Provided entries »
(begin)
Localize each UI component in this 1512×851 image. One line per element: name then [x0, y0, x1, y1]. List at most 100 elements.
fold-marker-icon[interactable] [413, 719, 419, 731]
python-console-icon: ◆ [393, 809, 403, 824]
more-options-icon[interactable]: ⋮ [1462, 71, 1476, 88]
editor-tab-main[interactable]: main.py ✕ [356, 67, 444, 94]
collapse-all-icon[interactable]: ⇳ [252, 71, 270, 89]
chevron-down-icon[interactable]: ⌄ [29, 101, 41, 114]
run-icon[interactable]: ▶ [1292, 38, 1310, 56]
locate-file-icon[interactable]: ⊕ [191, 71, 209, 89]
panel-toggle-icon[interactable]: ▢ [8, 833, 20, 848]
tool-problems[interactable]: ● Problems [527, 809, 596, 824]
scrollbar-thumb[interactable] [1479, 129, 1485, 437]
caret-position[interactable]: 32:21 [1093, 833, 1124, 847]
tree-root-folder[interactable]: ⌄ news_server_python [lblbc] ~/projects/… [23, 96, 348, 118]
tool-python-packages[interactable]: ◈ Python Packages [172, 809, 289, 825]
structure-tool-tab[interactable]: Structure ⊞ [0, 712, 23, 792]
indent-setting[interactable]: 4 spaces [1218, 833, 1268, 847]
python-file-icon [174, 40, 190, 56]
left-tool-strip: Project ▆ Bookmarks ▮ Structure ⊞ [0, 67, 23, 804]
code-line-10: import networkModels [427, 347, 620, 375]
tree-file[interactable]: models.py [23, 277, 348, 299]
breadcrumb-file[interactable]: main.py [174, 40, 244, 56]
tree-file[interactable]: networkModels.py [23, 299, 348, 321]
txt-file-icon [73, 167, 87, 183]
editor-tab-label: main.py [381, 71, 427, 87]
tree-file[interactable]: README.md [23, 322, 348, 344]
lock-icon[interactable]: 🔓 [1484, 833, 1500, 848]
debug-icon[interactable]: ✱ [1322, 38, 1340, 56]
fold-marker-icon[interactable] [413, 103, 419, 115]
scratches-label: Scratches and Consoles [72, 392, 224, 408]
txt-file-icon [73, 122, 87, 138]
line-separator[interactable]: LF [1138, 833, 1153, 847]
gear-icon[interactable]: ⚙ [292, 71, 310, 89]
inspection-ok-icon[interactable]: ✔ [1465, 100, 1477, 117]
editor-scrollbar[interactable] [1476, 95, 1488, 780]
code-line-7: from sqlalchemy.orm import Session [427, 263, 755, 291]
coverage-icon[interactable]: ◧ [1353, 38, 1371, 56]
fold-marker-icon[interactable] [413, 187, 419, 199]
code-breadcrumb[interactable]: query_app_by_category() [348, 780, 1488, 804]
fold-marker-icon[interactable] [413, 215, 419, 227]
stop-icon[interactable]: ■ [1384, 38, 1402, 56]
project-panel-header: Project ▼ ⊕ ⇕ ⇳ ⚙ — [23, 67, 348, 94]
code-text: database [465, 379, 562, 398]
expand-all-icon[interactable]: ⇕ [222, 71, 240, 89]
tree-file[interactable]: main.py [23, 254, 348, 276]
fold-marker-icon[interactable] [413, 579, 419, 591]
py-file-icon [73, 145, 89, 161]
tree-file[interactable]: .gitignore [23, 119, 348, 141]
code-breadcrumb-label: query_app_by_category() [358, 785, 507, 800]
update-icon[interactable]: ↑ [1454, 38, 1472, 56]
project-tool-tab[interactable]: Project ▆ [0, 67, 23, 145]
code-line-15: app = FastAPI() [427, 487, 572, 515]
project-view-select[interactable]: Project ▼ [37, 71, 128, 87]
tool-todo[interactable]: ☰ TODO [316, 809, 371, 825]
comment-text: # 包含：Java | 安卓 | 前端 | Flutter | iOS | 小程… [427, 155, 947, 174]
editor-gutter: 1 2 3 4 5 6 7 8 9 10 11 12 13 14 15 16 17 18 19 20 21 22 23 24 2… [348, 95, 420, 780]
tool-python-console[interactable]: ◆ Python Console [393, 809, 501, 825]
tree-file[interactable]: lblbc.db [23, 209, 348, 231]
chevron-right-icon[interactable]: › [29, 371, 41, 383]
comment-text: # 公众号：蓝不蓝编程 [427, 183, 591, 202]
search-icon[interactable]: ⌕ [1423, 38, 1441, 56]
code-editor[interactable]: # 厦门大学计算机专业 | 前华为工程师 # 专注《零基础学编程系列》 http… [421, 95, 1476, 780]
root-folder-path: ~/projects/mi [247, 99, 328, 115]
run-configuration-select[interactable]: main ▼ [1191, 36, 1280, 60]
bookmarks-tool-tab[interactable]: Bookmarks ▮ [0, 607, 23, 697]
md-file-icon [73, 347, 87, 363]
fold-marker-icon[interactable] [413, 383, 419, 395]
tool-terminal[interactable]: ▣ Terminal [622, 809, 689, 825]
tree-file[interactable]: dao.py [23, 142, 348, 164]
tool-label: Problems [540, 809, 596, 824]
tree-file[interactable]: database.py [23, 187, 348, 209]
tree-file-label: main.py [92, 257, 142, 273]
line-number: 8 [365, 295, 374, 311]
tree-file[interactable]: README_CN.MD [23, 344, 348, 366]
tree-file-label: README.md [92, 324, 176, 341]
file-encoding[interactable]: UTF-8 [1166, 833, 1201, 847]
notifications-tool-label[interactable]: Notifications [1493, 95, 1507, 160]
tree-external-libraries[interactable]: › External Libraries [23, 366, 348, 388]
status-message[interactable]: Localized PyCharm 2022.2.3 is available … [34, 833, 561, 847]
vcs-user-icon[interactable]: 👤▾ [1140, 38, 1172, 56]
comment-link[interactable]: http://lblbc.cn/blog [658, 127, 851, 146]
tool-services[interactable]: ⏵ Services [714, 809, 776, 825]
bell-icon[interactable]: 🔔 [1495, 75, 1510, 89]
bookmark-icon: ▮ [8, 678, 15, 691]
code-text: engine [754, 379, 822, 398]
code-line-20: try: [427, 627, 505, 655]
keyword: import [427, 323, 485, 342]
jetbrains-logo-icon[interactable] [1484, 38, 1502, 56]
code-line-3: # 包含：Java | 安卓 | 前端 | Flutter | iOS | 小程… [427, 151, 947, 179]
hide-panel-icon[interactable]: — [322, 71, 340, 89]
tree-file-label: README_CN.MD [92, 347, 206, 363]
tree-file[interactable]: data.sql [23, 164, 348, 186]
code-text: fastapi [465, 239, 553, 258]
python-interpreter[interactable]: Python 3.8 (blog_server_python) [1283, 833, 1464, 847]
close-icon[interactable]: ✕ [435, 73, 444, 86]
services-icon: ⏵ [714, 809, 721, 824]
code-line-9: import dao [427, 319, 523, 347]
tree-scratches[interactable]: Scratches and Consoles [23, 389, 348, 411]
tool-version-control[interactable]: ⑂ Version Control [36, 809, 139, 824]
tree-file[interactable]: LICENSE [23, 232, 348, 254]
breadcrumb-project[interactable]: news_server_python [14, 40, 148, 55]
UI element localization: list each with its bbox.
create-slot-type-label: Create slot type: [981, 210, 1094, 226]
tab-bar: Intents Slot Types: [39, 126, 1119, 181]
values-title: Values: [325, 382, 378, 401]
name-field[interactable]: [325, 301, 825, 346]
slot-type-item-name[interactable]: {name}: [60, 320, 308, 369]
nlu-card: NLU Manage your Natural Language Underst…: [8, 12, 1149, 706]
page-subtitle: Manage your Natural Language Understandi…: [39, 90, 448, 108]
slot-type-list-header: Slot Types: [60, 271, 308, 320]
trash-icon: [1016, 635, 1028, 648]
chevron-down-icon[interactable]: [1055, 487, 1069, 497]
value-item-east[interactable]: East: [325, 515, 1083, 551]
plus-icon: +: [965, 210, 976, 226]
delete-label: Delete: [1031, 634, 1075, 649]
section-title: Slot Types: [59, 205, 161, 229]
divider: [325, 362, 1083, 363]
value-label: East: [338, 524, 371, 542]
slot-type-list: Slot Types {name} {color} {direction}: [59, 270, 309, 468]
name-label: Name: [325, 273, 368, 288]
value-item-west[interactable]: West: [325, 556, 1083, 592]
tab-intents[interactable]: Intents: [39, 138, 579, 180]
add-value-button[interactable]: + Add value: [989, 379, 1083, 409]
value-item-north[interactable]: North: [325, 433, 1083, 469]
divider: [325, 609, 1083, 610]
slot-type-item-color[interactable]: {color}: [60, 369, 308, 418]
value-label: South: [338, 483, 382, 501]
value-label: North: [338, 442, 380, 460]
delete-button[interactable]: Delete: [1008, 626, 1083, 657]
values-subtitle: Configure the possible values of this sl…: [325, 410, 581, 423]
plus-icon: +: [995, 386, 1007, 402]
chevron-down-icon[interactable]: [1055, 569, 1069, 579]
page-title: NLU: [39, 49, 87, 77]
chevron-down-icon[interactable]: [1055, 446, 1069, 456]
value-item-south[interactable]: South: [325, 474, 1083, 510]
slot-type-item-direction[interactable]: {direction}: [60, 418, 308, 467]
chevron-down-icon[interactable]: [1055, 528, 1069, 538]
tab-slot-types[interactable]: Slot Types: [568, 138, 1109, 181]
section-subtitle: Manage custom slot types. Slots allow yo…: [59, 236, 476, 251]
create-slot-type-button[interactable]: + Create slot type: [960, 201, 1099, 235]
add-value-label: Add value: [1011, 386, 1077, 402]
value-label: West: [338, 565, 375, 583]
(end)
Exercise brief » Reproduce the material verbatim, from its first line through the line that holds "code-line-10: import networkModels", inclusive.

Worked solution »
Localize each UI component in this 1512×851 image. One line per element: name then [x0, y0, x1, y1]. List at most 100 elements.
fold-marker-icon[interactable] [413, 719, 419, 731]
python-console-icon: ◆ [393, 809, 403, 824]
more-options-icon[interactable]: ⋮ [1462, 71, 1476, 88]
editor-tab-main[interactable]: main.py ✕ [356, 67, 444, 94]
collapse-all-icon[interactable]: ⇳ [252, 71, 270, 89]
chevron-down-icon[interactable]: ⌄ [29, 101, 41, 114]
run-icon[interactable]: ▶ [1292, 38, 1310, 56]
locate-file-icon[interactable]: ⊕ [191, 71, 209, 89]
panel-toggle-icon[interactable]: ▢ [8, 833, 20, 848]
tool-problems[interactable]: ● Problems [527, 809, 596, 824]
scrollbar-thumb[interactable] [1479, 129, 1485, 437]
caret-position[interactable]: 32:21 [1093, 833, 1124, 847]
tree-root-folder[interactable]: ⌄ news_server_python [lblbc] ~/projects/… [23, 96, 348, 118]
tool-python-packages[interactable]: ◈ Python Packages [172, 809, 289, 825]
structure-tool-tab[interactable]: Structure ⊞ [0, 712, 23, 792]
indent-setting[interactable]: 4 spaces [1218, 833, 1268, 847]
python-file-icon [174, 40, 190, 56]
left-tool-strip: Project ▆ Bookmarks ▮ Structure ⊞ [0, 67, 23, 804]
code-line-10: import networkModels [427, 347, 620, 375]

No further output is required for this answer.